━━━━━ Provided data

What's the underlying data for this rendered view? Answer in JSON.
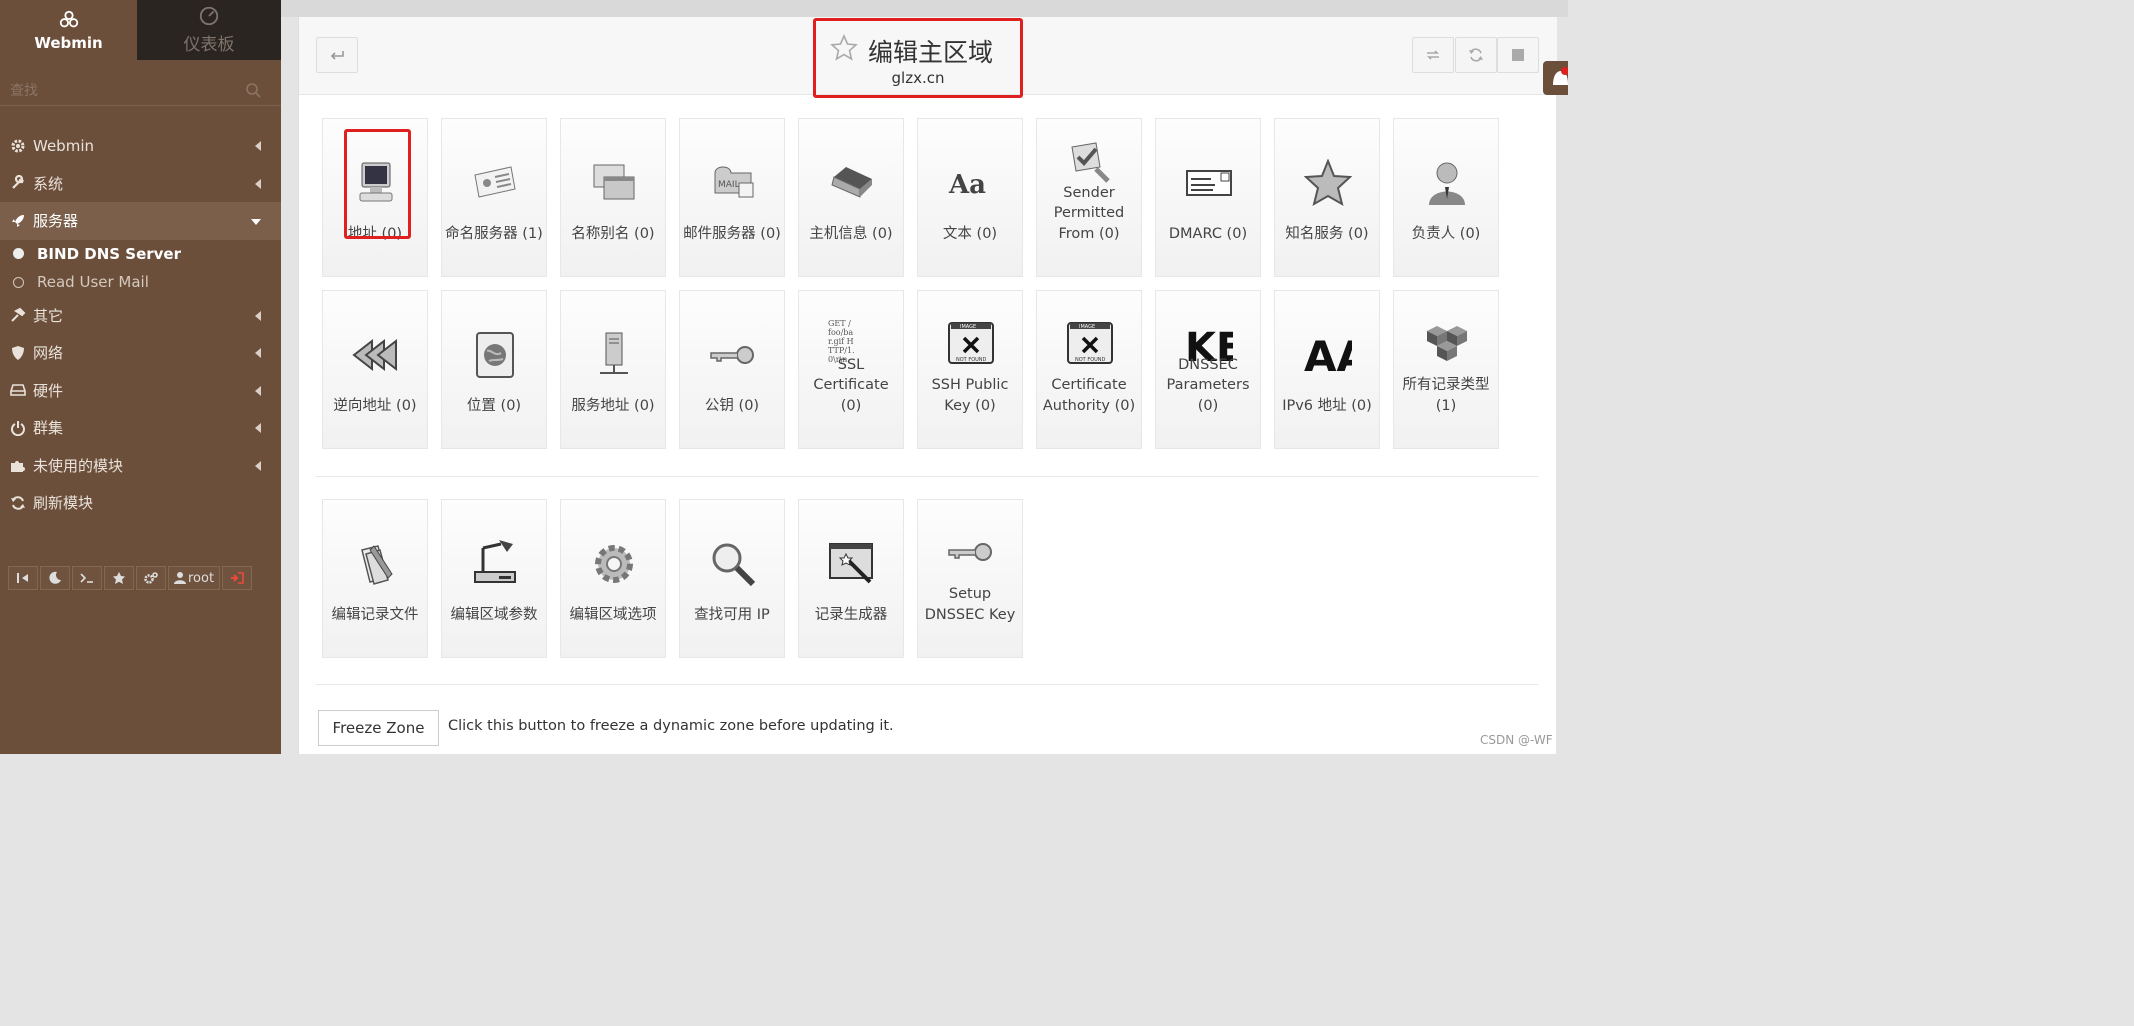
{
  "sidebar": {
    "tab_webmin": "Webmin",
    "tab_dashboard": "仪表板",
    "search_placeholder": "查找",
    "menu": [
      {
        "label": "Webmin",
        "icon": "gear-icon"
      },
      {
        "label": "系统",
        "icon": "wrench-icon"
      },
      {
        "label": "服务器",
        "icon": "rocket-icon",
        "expanded": true
      },
      {
        "label": "其它",
        "icon": "hammer-icon"
      },
      {
        "label": "网络",
        "icon": "shield-icon"
      },
      {
        "label": "硬件",
        "icon": "hdd-icon"
      },
      {
        "label": "群集",
        "icon": "power-icon"
      },
      {
        "label": "未使用的模块",
        "icon": "puzzle-icon"
      },
      {
        "label": "刷新模块",
        "icon": "refresh-icon"
      }
    ],
    "server_items": [
      {
        "label": "BIND DNS Server",
        "active": true
      },
      {
        "label": "Read User Mail",
        "active": false
      }
    ],
    "user": "root"
  },
  "header": {
    "title": "编辑主区域",
    "subtitle": "glzx.cn"
  },
  "record_types_row1": [
    {
      "label": "地址 (0)",
      "icon": "computer-icon"
    },
    {
      "label": "命名服务器 (1)",
      "icon": "id-card-icon"
    },
    {
      "label": "名称别名 (0)",
      "icon": "windows-icon"
    },
    {
      "label": "邮件服务器 (0)",
      "icon": "mailbox-icon"
    },
    {
      "label": "主机信息 (0)",
      "icon": "laptop-icon"
    },
    {
      "label": "文本 (0)",
      "icon": "font-icon"
    },
    {
      "label": "Sender Permitted From (0)",
      "icon": "shield-check-icon"
    },
    {
      "label": "DMARC (0)",
      "icon": "email-card-icon"
    },
    {
      "label": "知名服务 (0)",
      "icon": "star-icon"
    },
    {
      "label": "负责人 (0)",
      "icon": "person-icon"
    }
  ],
  "record_types_row2": [
    {
      "label": "逆向地址 (0)",
      "icon": "rewind-icon"
    },
    {
      "label": "位置 (0)",
      "icon": "globe-icon"
    },
    {
      "label": "服务地址 (0)",
      "icon": "server-icon"
    },
    {
      "label": "公钥 (0)",
      "icon": "key-icon"
    },
    {
      "label": "SSL Certificate (0)",
      "icon": "certificate-icon"
    },
    {
      "label": "SSH Public Key (0)",
      "icon": "image-not-found-icon"
    },
    {
      "label": "Certificate Authority (0)",
      "icon": "image-not-found-icon"
    },
    {
      "label": "DNSSEC Parameters (0)",
      "icon": "ke-text-icon"
    },
    {
      "label": "IPv6 地址 (0)",
      "icon": "aa-text-icon"
    },
    {
      "label": "所有记录类型 (1)",
      "icon": "cubes-icon"
    }
  ],
  "image_not_found": {
    "top": "IMAGE",
    "bottom": "NOT FOUND"
  },
  "glyph_text": {
    "font": "Aa",
    "dnssec": "KE",
    "ipv6": "AA",
    "cert": [
      "GET /",
      "foo/ba",
      "r.gif H",
      "TTP/1.",
      "0\\r\\n"
    ]
  },
  "zone_tools": [
    {
      "label": "编辑记录文件",
      "icon": "edit-file-icon"
    },
    {
      "label": "编辑区域参数",
      "icon": "lamp-icon"
    },
    {
      "label": "编辑区域选项",
      "icon": "cog-icon"
    },
    {
      "label": "查找可用 IP",
      "icon": "magnifier-icon"
    },
    {
      "label": "记录生成器",
      "icon": "wizard-icon"
    },
    {
      "label": "Setup DNSSEC Key",
      "icon": "key-icon"
    }
  ],
  "freeze": {
    "button": "Freeze Zone",
    "description": "Click this button to freeze a dynamic zone before updating it."
  },
  "watermark": "CSDN @-WF",
  "colors": {
    "sidebar": "#6b4f3b",
    "highlight": "#e0201f",
    "dashboard_tab": "#2b2521"
  }
}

━━━━━━━━━━

• [Exercise prompt]
Reproduce all of the data exactly; the pictures do not belong in the copy.

• [Output for this exercise]
What's the underlying data for this rendered view? Answer in JSON.
{
  "sidebar": {
    "tab_webmin": "Webmin",
    "tab_dashboard": "仪表板",
    "search_placeholder": "查找",
    "menu": [
      {
        "label": "Webmin",
        "icon": "gear-icon"
      },
      {
        "label": "系统",
        "icon": "wrench-icon"
      },
      {
        "label": "服务器",
        "icon": "rocket-icon",
        "expanded": true
      },
      {
        "label": "其它",
        "icon": "hammer-icon"
      },
      {
        "label": "网络",
        "icon": "shield-icon"
      },
      {
        "label": "硬件",
        "icon": "hdd-icon"
      },
      {
        "label": "群集",
        "icon": "power-icon"
      },
      {
        "label": "未使用的模块",
        "icon": "puzzle-icon"
      },
      {
        "label": "刷新模块",
        "icon": "refresh-icon"
      }
    ],
    "server_items": [
      {
        "label": "BIND DNS Server",
        "active": true
      },
      {
        "label": "Read User Mail",
        "active": false
      }
    ],
    "user": "root"
  },
  "header": {
    "title": "编辑主区域",
    "subtitle": "glzx.cn"
  },
  "record_types_row1": [
    {
      "label": "地址 (0)",
      "icon": "computer-icon"
    },
    {
      "label": "命名服务器 (1)",
      "icon": "id-card-icon"
    },
    {
      "label": "名称别名 (0)",
      "icon": "windows-icon"
    },
    {
      "label": "邮件服务器 (0)",
      "icon": "mailbox-icon"
    },
    {
      "label": "主机信息 (0)",
      "icon": "laptop-icon"
    },
    {
      "label": "文本 (0)",
      "icon": "font-icon"
    },
    {
      "label": "Sender Permitted From (0)",
      "icon": "shield-check-icon"
    },
    {
      "label": "DMARC (0)",
      "icon": "email-card-icon"
    },
    {
      "label": "知名服务 (0)",
      "icon": "star-icon"
    },
    {
      "label": "负责人 (0)",
      "icon": "person-icon"
    }
  ],
  "record_types_row2": [
    {
      "label": "逆向地址 (0)",
      "icon": "rewind-icon"
    },
    {
      "label": "位置 (0)",
      "icon": "globe-icon"
    },
    {
      "label": "服务地址 (0)",
      "icon": "server-icon"
    },
    {
      "label": "公钥 (0)",
      "icon": "key-icon"
    },
    {
      "label": "SSL Certificate (0)",
      "icon": "certificate-icon"
    },
    {
      "label": "SSH Public Key (0)",
      "icon": "image-not-found-icon"
    },
    {
      "label": "Certificate Authority (0)",
      "icon": "image-not-found-icon"
    },
    {
      "label": "DNSSEC Parameters (0)",
      "icon": "ke-text-icon"
    },
    {
      "label": "IPv6 地址 (0)",
      "icon": "aa-text-icon"
    },
    {
      "label": "所有记录类型 (1)",
      "icon": "cubes-icon"
    }
  ],
  "image_not_found": {
    "top": "IMAGE",
    "bottom": "NOT FOUND"
  },
  "glyph_text": {
    "font": "Aa",
    "dnssec": "KE",
    "ipv6": "AA",
    "cert": [
      "GET /",
      "foo/ba",
      "r.gif H",
      "TTP/1.",
      "0\\r\\n"
    ]
  },
  "zone_tools": [
    {
      "label": "编辑记录文件",
      "icon": "edit-file-icon"
    },
    {
      "label": "编辑区域参数",
      "icon": "lamp-icon"
    },
    {
      "label": "编辑区域选项",
      "icon": "cog-icon"
    },
    {
      "label": "查找可用 IP",
      "icon": "magnifier-icon"
    },
    {
      "label": "记录生成器",
      "icon": "wizard-icon"
    },
    {
      "label": "Setup DNSSEC Key",
      "icon": "key-icon"
    }
  ],
  "freeze": {
    "button": "Freeze Zone",
    "description": "Click this button to freeze a dynamic zone before updating it."
  },
  "watermark": "CSDN @-WF",
  "colors": {
    "sidebar": "#6b4f3b",
    "highlight": "#e0201f",
    "dashboard_tab": "#2b2521"
  }
}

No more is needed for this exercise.